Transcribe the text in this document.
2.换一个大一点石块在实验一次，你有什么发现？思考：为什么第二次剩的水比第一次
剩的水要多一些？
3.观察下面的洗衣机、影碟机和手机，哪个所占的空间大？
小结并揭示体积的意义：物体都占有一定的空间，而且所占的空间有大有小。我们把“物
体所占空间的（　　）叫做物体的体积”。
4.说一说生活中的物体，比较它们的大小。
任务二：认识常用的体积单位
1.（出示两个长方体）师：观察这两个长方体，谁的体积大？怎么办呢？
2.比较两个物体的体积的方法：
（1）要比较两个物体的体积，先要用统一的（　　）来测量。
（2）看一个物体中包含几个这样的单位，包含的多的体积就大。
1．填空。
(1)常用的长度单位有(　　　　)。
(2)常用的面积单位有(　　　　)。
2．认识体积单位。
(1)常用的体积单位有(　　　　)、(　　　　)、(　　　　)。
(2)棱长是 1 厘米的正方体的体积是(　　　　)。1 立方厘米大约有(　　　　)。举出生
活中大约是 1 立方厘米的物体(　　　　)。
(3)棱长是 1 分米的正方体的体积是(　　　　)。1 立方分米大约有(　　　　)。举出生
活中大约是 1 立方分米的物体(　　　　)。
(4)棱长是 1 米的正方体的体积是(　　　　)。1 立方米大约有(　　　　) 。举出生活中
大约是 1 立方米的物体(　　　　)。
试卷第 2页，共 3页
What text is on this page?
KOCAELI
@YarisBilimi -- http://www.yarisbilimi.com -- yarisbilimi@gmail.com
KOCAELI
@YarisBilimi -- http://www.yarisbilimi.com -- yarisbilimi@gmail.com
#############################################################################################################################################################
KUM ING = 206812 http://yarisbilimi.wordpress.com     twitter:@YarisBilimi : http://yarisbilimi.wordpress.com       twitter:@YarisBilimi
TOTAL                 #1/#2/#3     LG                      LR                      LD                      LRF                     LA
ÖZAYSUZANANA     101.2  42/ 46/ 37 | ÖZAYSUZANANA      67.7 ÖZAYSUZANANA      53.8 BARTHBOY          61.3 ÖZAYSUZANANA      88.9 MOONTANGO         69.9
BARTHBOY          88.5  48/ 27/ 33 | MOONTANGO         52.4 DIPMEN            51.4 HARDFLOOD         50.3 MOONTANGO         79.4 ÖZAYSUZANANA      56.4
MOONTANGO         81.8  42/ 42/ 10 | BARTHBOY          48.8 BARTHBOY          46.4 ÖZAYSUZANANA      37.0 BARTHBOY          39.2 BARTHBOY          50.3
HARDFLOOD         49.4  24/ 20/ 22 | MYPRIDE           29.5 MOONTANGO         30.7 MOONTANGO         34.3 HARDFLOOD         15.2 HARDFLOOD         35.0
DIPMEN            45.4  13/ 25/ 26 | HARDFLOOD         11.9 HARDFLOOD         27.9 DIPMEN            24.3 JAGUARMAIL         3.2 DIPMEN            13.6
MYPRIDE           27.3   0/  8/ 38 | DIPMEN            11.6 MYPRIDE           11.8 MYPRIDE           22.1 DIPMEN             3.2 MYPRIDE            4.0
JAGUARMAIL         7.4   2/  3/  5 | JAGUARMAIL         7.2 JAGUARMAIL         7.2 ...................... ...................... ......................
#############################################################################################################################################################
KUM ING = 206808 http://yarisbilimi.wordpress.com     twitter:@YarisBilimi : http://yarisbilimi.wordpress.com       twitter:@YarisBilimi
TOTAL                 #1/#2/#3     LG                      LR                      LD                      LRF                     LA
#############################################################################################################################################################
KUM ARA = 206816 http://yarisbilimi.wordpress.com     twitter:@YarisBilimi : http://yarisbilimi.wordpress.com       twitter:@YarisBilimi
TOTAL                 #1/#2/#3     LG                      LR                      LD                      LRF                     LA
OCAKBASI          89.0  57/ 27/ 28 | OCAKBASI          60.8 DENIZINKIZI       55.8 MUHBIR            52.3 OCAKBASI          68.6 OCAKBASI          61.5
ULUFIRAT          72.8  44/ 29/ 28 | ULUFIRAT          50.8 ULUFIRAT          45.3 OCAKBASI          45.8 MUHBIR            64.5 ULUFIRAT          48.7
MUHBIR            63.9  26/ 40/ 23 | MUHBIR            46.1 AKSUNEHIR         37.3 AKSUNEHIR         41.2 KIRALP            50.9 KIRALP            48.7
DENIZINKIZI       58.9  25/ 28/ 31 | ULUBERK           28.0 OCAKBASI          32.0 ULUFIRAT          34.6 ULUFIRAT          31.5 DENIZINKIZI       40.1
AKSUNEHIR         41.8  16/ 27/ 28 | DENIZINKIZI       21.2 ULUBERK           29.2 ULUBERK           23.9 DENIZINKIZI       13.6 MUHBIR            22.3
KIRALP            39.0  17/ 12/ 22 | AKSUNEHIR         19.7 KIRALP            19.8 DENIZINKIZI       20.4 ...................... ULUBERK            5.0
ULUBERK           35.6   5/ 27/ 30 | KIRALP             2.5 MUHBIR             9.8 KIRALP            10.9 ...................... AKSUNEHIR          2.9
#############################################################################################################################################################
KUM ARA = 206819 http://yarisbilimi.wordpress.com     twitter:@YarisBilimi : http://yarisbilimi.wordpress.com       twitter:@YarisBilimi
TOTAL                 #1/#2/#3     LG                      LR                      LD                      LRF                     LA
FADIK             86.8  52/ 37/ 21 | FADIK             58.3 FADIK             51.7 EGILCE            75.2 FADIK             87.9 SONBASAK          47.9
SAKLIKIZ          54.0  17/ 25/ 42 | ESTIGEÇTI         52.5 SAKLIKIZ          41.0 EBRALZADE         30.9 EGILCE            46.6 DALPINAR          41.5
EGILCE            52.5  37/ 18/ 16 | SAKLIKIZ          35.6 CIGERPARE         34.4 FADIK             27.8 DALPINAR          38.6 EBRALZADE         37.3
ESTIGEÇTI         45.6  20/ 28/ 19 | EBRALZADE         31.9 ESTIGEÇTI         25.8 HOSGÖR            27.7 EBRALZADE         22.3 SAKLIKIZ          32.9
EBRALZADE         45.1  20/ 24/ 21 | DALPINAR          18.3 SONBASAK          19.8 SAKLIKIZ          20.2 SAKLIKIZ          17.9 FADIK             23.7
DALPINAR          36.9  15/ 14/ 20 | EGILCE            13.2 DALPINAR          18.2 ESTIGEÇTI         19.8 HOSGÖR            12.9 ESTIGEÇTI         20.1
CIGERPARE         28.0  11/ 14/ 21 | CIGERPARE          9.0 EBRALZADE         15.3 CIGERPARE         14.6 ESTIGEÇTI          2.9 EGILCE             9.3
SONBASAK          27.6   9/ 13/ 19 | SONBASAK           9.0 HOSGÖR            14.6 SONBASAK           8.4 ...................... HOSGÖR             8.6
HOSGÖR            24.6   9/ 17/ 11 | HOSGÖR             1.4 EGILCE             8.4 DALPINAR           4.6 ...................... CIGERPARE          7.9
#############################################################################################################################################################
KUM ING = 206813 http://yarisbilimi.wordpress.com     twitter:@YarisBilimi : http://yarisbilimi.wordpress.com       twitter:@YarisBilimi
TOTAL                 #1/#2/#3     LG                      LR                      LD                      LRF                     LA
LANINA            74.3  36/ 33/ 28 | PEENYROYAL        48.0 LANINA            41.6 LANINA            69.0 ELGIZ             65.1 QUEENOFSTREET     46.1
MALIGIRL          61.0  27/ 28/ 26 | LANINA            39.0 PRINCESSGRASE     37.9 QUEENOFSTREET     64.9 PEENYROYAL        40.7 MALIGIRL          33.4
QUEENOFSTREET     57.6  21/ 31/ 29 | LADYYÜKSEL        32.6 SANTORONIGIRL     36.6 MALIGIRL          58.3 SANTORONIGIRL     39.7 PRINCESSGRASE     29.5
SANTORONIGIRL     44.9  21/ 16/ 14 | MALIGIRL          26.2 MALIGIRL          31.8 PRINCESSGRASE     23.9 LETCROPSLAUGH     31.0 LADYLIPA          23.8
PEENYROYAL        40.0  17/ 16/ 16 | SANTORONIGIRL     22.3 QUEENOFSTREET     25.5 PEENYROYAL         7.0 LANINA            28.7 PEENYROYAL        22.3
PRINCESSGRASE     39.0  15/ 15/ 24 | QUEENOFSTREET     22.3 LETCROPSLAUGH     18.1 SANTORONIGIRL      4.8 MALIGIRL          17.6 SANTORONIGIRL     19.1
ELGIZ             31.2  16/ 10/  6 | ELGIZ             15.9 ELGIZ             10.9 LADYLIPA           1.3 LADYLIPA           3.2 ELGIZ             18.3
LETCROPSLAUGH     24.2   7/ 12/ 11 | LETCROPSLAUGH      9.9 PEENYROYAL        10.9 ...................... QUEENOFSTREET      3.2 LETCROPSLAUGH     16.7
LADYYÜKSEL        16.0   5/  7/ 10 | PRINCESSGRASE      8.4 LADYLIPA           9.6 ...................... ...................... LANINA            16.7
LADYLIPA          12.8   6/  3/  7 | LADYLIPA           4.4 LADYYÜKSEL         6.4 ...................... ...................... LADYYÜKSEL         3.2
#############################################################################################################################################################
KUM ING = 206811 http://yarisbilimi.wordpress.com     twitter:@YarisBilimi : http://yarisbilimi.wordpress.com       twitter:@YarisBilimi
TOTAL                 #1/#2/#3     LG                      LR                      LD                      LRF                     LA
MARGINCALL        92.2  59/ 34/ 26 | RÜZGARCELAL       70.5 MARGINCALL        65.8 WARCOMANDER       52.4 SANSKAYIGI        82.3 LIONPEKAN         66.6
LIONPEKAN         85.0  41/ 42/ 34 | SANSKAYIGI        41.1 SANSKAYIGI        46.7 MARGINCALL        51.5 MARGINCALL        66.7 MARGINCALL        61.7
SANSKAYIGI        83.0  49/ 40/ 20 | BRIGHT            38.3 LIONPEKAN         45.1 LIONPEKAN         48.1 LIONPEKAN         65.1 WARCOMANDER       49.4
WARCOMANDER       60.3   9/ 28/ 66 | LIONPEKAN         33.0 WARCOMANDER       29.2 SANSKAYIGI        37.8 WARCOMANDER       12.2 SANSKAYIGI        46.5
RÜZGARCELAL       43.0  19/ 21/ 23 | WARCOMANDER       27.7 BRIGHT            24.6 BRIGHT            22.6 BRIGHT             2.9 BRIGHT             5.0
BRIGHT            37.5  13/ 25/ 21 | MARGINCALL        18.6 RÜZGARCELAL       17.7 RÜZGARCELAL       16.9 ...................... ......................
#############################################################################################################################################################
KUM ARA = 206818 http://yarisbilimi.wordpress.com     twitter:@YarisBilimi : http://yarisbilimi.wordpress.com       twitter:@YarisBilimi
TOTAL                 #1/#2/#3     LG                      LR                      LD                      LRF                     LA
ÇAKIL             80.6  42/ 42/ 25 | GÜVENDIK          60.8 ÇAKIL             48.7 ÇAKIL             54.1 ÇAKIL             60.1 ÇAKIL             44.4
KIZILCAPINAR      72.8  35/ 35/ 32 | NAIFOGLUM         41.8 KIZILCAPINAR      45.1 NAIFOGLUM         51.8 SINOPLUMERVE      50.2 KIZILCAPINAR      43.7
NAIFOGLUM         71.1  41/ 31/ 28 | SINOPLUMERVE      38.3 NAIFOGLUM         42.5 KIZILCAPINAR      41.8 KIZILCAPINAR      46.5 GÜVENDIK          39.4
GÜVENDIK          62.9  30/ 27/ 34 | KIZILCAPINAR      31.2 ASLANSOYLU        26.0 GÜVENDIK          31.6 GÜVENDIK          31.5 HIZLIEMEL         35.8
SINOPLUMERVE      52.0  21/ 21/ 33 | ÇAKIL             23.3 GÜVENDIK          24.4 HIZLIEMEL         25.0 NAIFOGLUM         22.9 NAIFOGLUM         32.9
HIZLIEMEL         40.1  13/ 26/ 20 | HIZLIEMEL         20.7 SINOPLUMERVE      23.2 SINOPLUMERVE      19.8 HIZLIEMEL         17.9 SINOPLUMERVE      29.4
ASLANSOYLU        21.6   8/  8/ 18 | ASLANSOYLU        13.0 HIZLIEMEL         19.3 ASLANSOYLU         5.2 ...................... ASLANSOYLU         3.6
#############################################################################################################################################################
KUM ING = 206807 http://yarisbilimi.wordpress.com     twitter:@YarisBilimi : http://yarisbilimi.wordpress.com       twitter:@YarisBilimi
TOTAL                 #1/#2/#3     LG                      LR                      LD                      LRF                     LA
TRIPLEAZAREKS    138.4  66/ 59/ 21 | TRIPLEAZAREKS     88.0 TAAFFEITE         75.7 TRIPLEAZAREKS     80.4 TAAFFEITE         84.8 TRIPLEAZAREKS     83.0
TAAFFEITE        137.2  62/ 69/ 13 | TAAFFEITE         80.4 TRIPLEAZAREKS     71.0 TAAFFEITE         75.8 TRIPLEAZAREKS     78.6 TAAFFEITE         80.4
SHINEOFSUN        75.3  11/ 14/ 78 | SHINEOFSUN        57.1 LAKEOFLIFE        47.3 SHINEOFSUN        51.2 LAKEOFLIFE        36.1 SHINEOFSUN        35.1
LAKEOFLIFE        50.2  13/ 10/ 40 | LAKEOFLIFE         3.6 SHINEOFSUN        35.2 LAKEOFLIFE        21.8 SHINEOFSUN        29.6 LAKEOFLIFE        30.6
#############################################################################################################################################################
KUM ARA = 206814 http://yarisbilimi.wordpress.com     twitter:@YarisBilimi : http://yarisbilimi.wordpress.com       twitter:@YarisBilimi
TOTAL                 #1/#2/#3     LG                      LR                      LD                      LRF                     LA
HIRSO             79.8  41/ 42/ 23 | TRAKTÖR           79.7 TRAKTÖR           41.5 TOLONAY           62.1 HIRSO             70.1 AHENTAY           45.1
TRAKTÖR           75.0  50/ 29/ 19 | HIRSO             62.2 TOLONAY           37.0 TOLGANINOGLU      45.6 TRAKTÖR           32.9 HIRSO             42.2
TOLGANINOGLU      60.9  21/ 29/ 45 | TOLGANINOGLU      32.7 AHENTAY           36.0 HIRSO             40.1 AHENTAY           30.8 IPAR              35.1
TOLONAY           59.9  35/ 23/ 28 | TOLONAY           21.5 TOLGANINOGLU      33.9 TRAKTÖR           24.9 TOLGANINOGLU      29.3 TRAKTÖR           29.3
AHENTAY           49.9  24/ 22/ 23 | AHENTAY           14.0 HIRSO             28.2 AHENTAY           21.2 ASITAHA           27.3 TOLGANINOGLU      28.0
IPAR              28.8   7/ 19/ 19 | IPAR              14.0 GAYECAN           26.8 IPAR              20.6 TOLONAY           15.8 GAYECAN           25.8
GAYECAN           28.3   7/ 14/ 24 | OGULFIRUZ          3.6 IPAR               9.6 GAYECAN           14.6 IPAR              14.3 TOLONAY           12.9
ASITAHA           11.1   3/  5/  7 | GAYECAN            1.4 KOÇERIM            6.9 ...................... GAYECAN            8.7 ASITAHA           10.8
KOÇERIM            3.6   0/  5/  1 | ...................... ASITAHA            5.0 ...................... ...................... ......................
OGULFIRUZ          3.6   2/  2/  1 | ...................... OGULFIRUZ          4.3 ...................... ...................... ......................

**********

[Objective]
Using the records above, find and show each line with the string "DENIZINKIZI".

[Correct output]
OCAKBASI          89.0  57/ 27/ 28 | OCAKBASI          60.8 DENIZINKIZI       55.8 MUHBIR            52.3 OCAKBASI          68.6 OCAKBASI          61.5
DENIZINKIZI       58.9  25/ 28/ 31 | ULUBERK           28.0 OCAKBASI          32.0 ULUFIRAT          34.6 ULUFIRAT          31.5 DENIZINKIZI       40.1
AKSUNEHIR         41.8  16/ 27/ 28 | DENIZINKIZI       21.2 ULUBERK           29.2 ULUBERK           23.9 DENIZINKIZI       13.6 MUHBIR            22.3
KIRALP            39.0  17/ 12/ 22 | AKSUNEHIR         19.7 KIRALP            19.8 DENIZINKIZI       20.4 ...................... ULUBERK            5.0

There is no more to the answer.